• _Work to be completed_:
Determine which lines of the records include the word "marker", and copy them.

(Extracts from a graphics dataset)
::::::
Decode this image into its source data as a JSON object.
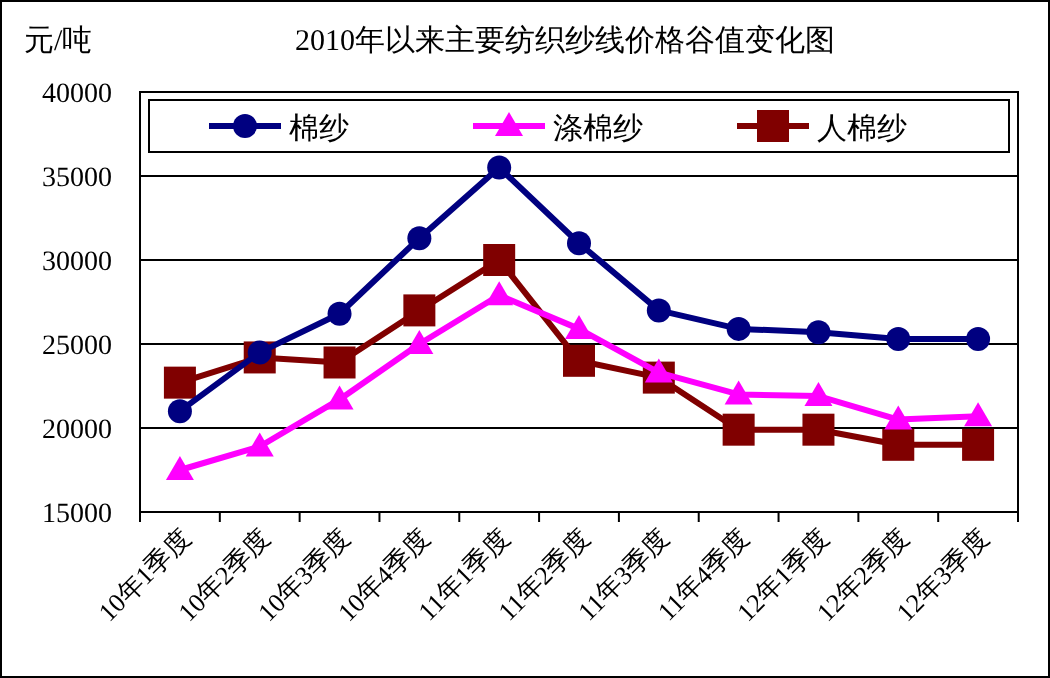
{
  "chart_data": {
    "type": "line",
    "title": "2010年以来主要纺织纱线价格谷值变化图",
    "ylabel": "元/吨",
    "categories": [
      "10年1季度",
      "10年2季度",
      "10年3季度",
      "10年4季度",
      "11年1季度",
      "11年2季度",
      "11年3季度",
      "11年4季度",
      "12年1季度",
      "12年2季度",
      "12年3季度"
    ],
    "ylim": [
      15000,
      40000
    ],
    "yticks": [
      15000,
      20000,
      25000,
      30000,
      35000,
      40000
    ],
    "grid": "y",
    "legend": "top",
    "series": [
      {
        "name": "棉纱",
        "color": "#000080",
        "marker": "circle",
        "values": [
          21000,
          24500,
          26800,
          31300,
          35500,
          31000,
          27000,
          25900,
          25700,
          25300,
          25300
        ]
      },
      {
        "name": "涤棉纱",
        "color": "#ff00ff",
        "marker": "triangle",
        "values": [
          17500,
          18900,
          21700,
          25000,
          27900,
          25900,
          23300,
          22000,
          21900,
          20500,
          20700
        ]
      },
      {
        "name": "人棉纱",
        "color": "#800000",
        "marker": "square",
        "values": [
          22700,
          24200,
          23900,
          27000,
          30000,
          24000,
          23000,
          19900,
          19900,
          19000,
          19000
        ]
      }
    ]
  }
}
::::::
• _Final result_:
        "marker": "circle",
        "marker": "triangle",
        "marker": "square",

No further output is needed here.